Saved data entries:

+ + + + + + +

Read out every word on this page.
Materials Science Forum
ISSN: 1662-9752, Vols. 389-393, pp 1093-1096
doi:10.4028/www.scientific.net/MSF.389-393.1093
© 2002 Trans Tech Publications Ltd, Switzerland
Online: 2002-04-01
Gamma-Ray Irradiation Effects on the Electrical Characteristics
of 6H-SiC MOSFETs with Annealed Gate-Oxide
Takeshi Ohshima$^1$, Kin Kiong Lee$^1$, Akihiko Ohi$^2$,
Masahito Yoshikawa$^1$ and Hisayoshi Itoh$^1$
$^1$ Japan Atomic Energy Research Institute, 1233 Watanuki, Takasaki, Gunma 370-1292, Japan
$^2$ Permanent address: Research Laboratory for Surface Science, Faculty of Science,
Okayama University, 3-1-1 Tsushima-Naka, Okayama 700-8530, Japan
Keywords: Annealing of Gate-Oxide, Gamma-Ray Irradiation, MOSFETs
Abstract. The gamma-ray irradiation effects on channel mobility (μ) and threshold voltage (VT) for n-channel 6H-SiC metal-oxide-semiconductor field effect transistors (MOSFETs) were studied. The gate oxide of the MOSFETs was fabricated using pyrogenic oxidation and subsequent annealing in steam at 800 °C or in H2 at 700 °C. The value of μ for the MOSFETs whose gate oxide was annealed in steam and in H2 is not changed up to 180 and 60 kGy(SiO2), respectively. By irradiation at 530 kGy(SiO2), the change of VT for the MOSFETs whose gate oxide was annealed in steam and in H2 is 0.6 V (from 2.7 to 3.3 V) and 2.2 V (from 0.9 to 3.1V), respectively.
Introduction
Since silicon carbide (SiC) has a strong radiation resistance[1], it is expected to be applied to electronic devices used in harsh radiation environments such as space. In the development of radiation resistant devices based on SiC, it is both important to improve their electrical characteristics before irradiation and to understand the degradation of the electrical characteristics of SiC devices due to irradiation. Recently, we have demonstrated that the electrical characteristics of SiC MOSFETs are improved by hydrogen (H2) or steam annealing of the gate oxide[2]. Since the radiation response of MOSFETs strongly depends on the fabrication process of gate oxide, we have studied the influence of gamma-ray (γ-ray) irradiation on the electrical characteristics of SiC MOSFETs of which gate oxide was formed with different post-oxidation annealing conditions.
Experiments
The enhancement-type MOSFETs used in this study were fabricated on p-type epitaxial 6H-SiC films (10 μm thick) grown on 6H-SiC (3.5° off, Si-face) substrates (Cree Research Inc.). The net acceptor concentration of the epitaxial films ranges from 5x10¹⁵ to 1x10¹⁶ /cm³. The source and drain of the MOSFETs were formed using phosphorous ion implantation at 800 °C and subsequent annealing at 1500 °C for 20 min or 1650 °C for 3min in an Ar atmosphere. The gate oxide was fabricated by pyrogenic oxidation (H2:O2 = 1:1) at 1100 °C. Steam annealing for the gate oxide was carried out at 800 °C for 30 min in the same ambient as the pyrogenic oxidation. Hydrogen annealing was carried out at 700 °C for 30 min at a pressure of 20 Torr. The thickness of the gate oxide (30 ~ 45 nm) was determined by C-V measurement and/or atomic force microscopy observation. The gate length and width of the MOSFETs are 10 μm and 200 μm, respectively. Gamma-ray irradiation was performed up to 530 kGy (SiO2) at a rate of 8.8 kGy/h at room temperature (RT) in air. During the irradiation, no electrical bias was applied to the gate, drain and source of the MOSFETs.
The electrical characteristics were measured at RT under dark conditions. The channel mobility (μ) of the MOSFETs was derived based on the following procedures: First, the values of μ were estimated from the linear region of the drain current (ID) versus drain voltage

+ + + + + + +

WHAT TO WORK ON => Among the records above, find each line holding the string "Science" and pull it out.

THE REPLY =>
Materials Science Forum
$^2$ Permanent address: Research Laboratory for Surface Science, Faculty of Science,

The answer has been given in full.